╔══
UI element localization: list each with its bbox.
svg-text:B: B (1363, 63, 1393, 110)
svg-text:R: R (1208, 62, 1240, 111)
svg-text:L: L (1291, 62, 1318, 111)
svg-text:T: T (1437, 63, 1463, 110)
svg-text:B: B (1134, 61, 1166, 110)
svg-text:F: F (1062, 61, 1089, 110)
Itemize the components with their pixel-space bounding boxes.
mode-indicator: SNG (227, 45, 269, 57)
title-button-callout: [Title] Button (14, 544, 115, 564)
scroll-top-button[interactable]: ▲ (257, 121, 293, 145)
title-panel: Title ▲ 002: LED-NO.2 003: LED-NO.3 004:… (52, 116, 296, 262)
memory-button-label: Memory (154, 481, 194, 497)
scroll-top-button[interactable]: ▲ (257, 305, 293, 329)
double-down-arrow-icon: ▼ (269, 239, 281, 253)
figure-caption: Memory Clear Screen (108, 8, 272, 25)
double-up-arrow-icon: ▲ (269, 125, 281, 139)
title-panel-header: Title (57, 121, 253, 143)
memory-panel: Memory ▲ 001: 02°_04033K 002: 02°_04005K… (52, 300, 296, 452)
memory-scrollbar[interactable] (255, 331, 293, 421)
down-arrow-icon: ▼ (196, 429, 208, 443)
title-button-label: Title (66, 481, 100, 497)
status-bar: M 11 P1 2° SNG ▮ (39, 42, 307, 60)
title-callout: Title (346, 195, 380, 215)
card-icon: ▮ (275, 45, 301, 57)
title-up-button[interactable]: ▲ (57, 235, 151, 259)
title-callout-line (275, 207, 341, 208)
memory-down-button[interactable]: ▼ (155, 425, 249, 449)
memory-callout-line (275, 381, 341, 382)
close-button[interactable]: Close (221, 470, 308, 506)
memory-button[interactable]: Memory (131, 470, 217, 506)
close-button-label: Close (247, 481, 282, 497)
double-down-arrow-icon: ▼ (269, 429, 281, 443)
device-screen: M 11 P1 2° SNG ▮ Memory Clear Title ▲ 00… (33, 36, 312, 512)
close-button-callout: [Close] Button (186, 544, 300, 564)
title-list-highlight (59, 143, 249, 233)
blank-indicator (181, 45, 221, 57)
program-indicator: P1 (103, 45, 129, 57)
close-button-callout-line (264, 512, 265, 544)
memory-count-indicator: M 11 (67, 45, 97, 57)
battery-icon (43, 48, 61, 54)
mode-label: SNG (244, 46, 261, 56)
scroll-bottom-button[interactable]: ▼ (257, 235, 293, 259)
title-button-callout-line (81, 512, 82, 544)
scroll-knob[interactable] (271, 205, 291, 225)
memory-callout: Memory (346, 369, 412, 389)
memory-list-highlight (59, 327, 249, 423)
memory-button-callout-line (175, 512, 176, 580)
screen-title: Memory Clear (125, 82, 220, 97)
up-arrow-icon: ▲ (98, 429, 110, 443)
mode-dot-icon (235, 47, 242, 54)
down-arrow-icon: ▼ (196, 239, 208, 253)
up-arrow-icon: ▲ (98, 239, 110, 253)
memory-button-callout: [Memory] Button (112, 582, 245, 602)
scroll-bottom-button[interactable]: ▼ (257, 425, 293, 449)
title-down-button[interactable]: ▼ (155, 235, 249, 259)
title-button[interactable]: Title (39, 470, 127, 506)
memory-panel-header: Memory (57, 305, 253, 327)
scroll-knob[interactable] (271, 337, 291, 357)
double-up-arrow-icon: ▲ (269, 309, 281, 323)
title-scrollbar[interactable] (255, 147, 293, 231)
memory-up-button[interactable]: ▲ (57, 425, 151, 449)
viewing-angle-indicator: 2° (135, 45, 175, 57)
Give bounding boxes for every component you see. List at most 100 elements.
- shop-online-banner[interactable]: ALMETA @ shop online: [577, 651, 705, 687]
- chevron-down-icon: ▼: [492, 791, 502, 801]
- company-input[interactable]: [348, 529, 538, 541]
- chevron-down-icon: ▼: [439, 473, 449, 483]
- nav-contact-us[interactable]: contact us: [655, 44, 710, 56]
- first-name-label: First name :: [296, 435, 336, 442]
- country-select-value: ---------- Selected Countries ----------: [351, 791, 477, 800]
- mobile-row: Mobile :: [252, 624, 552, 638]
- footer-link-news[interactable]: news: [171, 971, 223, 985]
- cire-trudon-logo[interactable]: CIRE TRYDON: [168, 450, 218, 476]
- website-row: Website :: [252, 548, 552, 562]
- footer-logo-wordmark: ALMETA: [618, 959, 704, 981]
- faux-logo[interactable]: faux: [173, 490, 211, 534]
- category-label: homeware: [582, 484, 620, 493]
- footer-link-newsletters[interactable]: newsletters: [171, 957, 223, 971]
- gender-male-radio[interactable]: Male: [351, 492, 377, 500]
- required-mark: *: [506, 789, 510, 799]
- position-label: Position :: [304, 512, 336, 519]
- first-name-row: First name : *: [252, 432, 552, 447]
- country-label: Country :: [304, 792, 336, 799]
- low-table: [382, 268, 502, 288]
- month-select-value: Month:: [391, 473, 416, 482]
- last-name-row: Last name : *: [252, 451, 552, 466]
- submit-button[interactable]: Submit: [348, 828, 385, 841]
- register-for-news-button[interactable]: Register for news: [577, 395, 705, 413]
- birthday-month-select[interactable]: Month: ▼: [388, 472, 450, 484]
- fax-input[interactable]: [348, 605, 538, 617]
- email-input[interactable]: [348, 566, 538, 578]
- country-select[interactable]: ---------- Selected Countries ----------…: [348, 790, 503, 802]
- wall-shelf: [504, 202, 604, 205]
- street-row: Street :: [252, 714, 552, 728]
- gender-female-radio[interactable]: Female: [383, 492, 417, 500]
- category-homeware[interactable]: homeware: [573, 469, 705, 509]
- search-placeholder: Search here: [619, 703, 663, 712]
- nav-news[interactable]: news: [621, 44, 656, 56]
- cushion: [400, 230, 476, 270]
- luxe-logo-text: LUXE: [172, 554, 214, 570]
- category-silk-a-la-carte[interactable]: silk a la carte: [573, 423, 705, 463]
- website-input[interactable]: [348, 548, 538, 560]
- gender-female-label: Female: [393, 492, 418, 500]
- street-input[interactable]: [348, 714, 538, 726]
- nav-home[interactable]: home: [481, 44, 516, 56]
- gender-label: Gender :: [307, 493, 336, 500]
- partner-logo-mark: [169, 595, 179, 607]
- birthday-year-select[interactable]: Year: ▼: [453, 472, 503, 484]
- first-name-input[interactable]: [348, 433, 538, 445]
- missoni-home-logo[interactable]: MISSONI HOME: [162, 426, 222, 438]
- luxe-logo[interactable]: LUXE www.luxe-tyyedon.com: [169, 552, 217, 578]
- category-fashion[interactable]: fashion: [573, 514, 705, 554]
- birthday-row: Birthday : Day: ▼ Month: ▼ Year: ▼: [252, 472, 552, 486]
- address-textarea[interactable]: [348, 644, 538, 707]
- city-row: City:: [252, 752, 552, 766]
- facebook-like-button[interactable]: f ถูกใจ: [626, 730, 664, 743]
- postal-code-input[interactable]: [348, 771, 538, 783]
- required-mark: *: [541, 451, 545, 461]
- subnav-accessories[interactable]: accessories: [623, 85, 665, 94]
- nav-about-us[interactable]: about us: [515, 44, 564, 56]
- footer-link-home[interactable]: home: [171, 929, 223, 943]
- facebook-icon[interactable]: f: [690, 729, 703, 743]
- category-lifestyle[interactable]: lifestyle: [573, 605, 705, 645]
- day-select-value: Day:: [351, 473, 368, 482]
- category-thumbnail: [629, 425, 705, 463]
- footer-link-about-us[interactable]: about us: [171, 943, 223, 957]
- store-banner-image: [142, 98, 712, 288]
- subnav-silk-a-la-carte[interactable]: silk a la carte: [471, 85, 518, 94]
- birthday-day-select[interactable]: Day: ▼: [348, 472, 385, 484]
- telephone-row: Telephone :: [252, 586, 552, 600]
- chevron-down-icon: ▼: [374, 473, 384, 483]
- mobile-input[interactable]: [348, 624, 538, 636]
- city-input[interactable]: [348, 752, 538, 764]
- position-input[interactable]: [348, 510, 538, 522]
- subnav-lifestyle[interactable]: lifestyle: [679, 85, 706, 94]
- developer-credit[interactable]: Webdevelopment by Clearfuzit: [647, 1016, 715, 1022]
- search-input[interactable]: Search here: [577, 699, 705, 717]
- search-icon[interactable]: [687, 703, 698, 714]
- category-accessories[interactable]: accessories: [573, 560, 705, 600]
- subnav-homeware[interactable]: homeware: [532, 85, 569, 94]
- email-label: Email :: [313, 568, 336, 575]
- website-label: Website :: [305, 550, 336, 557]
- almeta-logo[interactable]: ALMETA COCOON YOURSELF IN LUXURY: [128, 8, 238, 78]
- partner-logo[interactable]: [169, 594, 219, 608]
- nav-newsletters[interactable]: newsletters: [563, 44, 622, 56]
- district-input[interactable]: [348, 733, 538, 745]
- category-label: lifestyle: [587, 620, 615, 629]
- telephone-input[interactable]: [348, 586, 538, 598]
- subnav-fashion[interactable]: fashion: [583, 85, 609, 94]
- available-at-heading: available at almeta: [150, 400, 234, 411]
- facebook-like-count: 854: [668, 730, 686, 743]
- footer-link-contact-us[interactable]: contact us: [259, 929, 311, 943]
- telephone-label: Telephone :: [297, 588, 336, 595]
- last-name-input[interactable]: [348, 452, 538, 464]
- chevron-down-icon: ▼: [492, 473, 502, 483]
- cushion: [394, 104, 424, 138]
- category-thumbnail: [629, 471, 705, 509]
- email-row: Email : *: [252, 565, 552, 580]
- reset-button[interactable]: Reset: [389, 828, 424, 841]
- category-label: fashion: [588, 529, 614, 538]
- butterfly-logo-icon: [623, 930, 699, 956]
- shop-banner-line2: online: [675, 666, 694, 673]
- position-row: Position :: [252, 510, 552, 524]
╚══
EXERCISE BRIEF »
Put the entries above into a JSON list of strings, starting with the first line and going on through the line containing "device-screen: M 11", with one string per line and blank lines left out.

RESULT OF THE TASK »
[
  "UI element localization: list each with its bbox.",
  "svg-text:B: B (1363, 63, 1393, 110)",
  "svg-text:R: R (1208, 62, 1240, 111)",
  "svg-text:L: L (1291, 62, 1318, 111)",
  "svg-text:T: T (1437, 63, 1463, 110)",
  "svg-text:B: B (1134, 61, 1166, 110)",
  "svg-text:F: F (1062, 61, 1089, 110)",
  "Itemize the components with their pixel-space bounding boxes.",
  "mode-indicator: SNG (227, 45, 269, 57)",
  "title-button-callout: [Title] Button (14, 544, 115, 564)",
  "scroll-top-button[interactable]: ▲ (257, 121, 293, 145)",
  "title-panel: Title ▲ 002: LED-NO.2 003: LED-NO.3 004:… (52, 116, 296, 262)",
  "memory-button-label: Memory (154, 481, 194, 497)",
  "scroll-top-button[interactable]: ▲ (257, 305, 293, 329)",
  "double-down-arrow-icon: ▼ (269, 239, 281, 253)",
  "figure-caption: Memory Clear Screen (108, 8, 272, 25)",
  "double-up-arrow-icon: ▲ (269, 125, 281, 139)",
  "title-panel-header: Title (57, 121, 253, 143)",
  "memory-panel: Memory ▲ 001: 02°_04033K 002: 02°_04005K… (52, 300, 296, 452)",
  "memory-scrollbar[interactable] (255, 331, 293, 421)",
  "down-arrow-icon: ▼ (196, 429, 208, 443)",
  "title-button-label: Title (66, 481, 100, 497)",
  "status-bar: M 11 P1 2° SNG ▮ (39, 42, 307, 60)",
  "title-callout: Title (346, 195, 380, 215)",
  "card-icon: ▮ (275, 45, 301, 57)",
  "title-up-button[interactable]: ▲ (57, 235, 151, 259)",
  "title-callout-line (275, 207, 341, 208)",
  "memory-down-button[interactable]: ▼ (155, 425, 249, 449)",
  "memory-callout-line (275, 381, 341, 382)",
  "close-button[interactable]: Close (221, 470, 308, 506)",
  "memory-button[interactable]: Memory (131, 470, 217, 506)",
  "close-button-label: Close (247, 481, 282, 497)",
  "double-down-arrow-icon: ▼ (269, 429, 281, 443)",
  "device-screen: M 11 P1 2° SNG ▮ Memory Clear Title ▲ 00… (33, 36, 312, 512)"
]